— Begin SUPPLIED MATERIAL —

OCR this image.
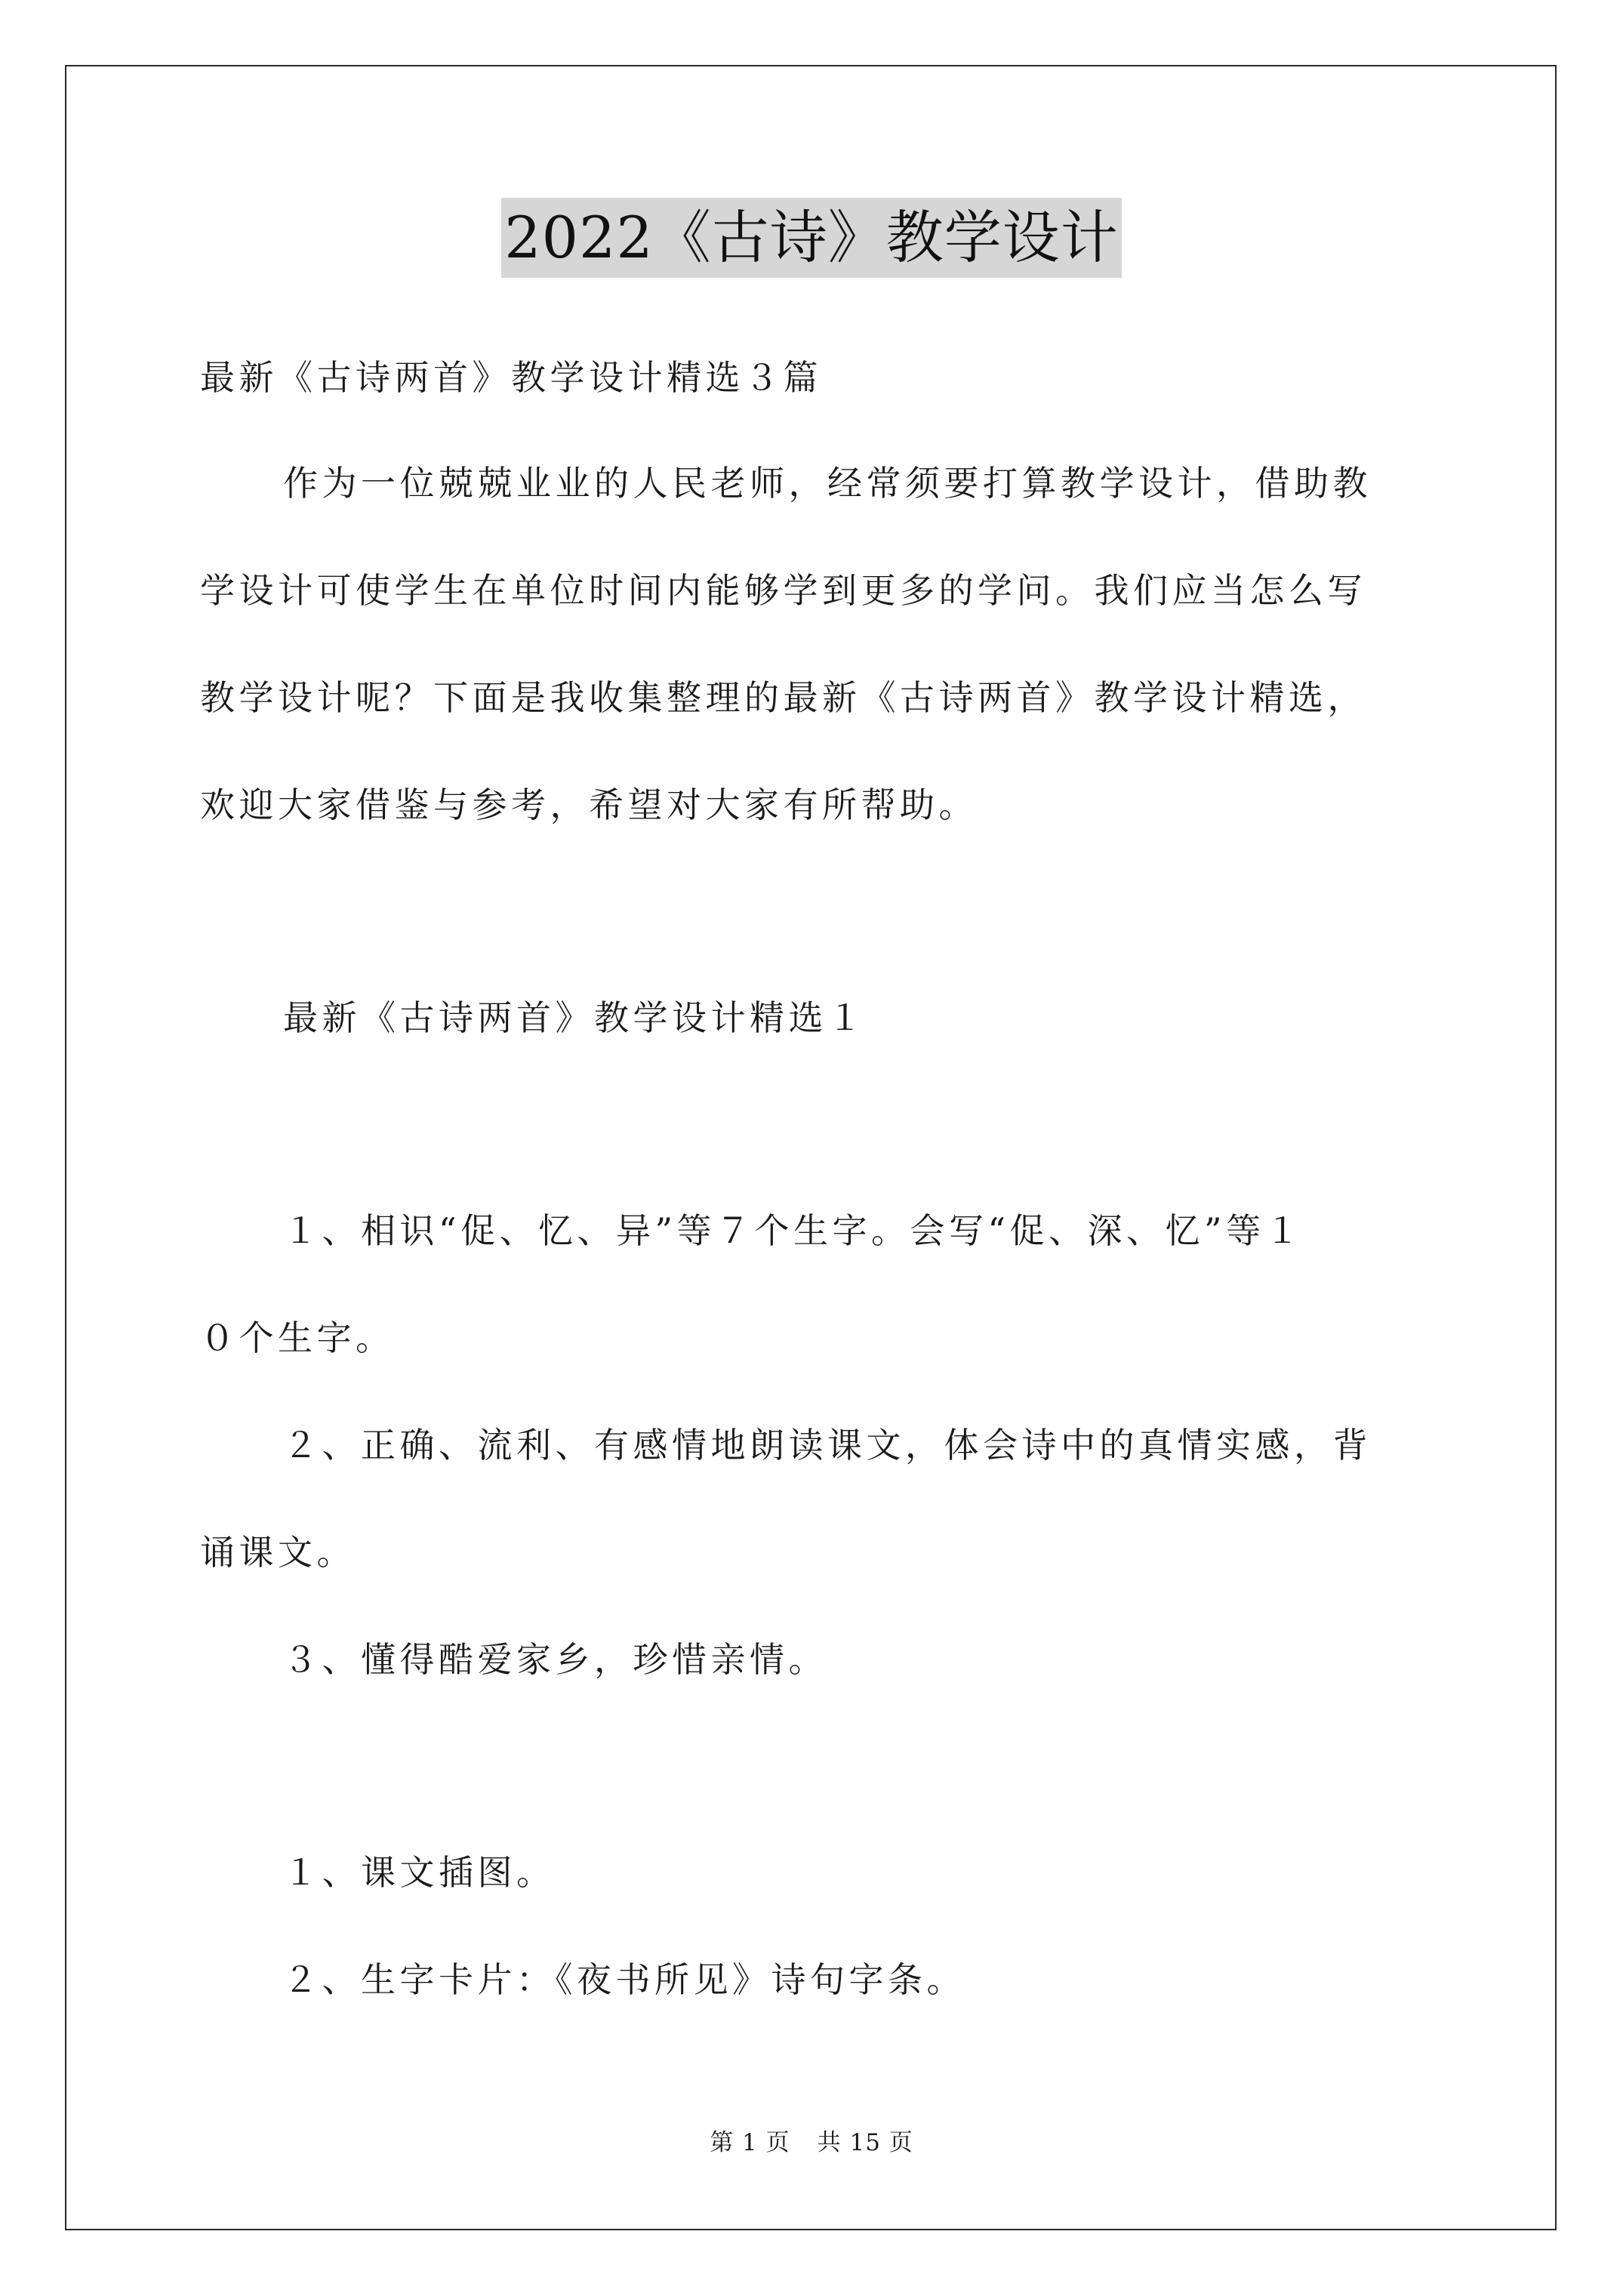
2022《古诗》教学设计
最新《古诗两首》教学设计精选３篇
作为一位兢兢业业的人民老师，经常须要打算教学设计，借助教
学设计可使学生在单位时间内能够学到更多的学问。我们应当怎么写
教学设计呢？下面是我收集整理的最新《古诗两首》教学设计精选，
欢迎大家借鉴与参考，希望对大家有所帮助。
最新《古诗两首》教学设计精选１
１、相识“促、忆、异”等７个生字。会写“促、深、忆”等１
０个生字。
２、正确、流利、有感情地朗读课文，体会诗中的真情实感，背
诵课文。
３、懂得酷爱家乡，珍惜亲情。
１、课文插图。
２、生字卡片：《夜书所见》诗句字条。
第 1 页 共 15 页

— End SUPPLIED MATERIAL —

Print the records word for word and exclude any picture they hold.

OCR this image.
2022《古诗》教学设计
最新《古诗两首》教学设计精选３篇
作为一位兢兢业业的人民老师，经常须要打算教学设计，借助教
学设计可使学生在单位时间内能够学到更多的学问。我们应当怎么写
教学设计呢？下面是我收集整理的最新《古诗两首》教学设计精选，
欢迎大家借鉴与参考，希望对大家有所帮助。
最新《古诗两首》教学设计精选１
１、相识“促、忆、异”等７个生字。会写“促、深、忆”等１
０个生字。
２、正确、流利、有感情地朗读课文，体会诗中的真情实感，背
诵课文。
３、懂得酷爱家乡，珍惜亲情。
１、课文插图。
２、生字卡片：《夜书所见》诗句字条。
第 1 页 共 15 页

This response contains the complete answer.